Task to carry out: Omit every picture and output the rest of the records exactly as they are.

Materials provided:
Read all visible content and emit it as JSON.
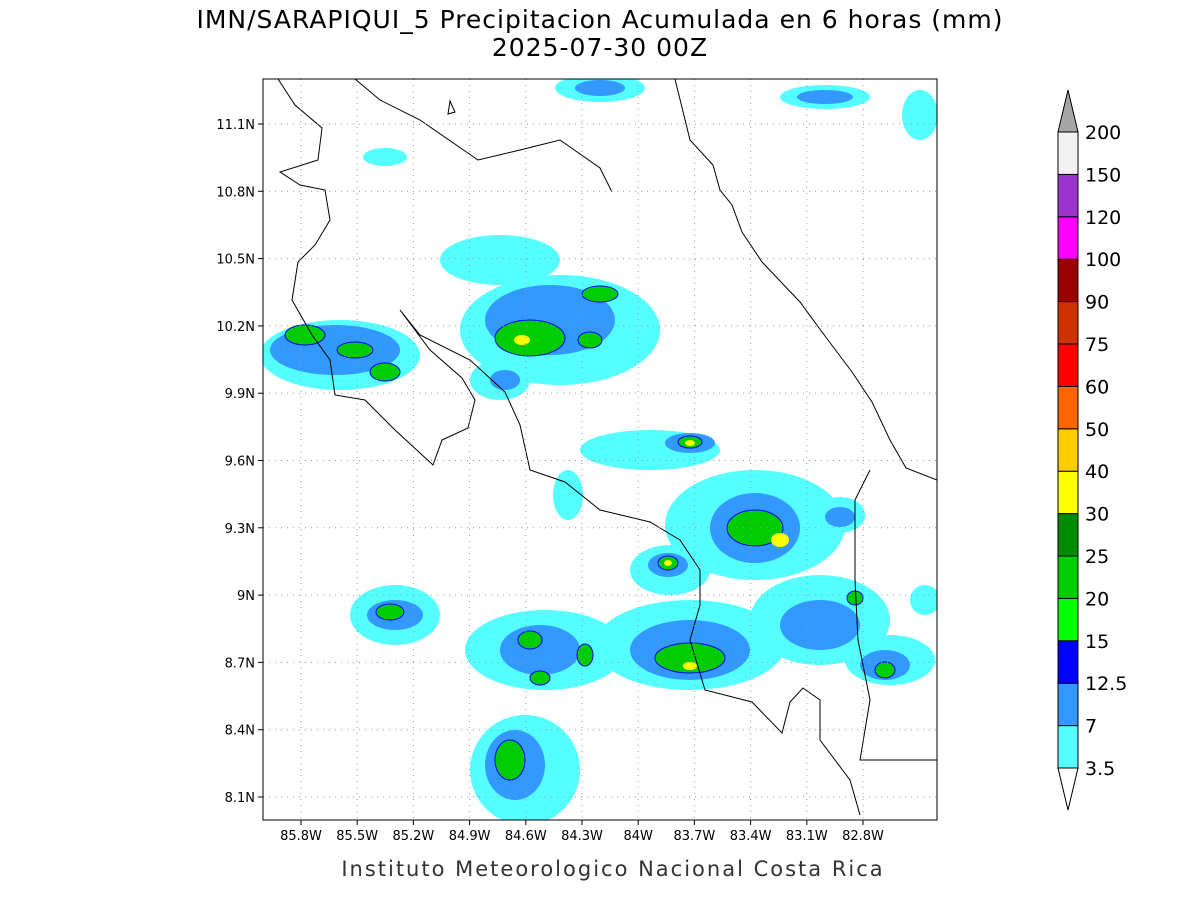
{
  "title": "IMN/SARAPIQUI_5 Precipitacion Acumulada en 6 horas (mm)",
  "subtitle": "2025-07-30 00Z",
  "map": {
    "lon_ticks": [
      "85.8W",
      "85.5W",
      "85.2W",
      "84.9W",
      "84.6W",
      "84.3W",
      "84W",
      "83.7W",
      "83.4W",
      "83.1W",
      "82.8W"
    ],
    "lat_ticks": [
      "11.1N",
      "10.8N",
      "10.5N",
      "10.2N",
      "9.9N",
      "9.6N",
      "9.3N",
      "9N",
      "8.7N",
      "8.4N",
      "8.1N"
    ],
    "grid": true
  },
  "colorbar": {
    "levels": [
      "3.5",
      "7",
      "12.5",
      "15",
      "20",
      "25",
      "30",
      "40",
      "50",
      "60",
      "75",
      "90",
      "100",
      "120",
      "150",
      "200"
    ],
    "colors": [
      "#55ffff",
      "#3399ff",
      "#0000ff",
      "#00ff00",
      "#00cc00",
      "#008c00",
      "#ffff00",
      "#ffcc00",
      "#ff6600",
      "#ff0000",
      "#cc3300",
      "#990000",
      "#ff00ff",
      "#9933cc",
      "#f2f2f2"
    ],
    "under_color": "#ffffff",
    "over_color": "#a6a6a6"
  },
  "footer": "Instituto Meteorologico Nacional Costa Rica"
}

Result:
Read all visible content and emit it as JSON.
{
  "title": "IMN/SARAPIQUI_5 Precipitacion Acumulada en 6 horas (mm)",
  "subtitle": "2025-07-30 00Z",
  "map": {
    "lon_ticks": [
      "85.8W",
      "85.5W",
      "85.2W",
      "84.9W",
      "84.6W",
      "84.3W",
      "84W",
      "83.7W",
      "83.4W",
      "83.1W",
      "82.8W"
    ],
    "lat_ticks": [
      "11.1N",
      "10.8N",
      "10.5N",
      "10.2N",
      "9.9N",
      "9.6N",
      "9.3N",
      "9N",
      "8.7N",
      "8.4N",
      "8.1N"
    ],
    "grid": true
  },
  "colorbar": {
    "levels": [
      "3.5",
      "7",
      "12.5",
      "15",
      "20",
      "25",
      "30",
      "40",
      "50",
      "60",
      "75",
      "90",
      "100",
      "120",
      "150",
      "200"
    ],
    "colors": [
      "#55ffff",
      "#3399ff",
      "#0000ff",
      "#00ff00",
      "#00cc00",
      "#008c00",
      "#ffff00",
      "#ffcc00",
      "#ff6600",
      "#ff0000",
      "#cc3300",
      "#990000",
      "#ff00ff",
      "#9933cc",
      "#f2f2f2"
    ],
    "under_color": "#ffffff",
    "over_color": "#a6a6a6"
  },
  "footer": "Instituto Meteorologico Nacional Costa Rica"
}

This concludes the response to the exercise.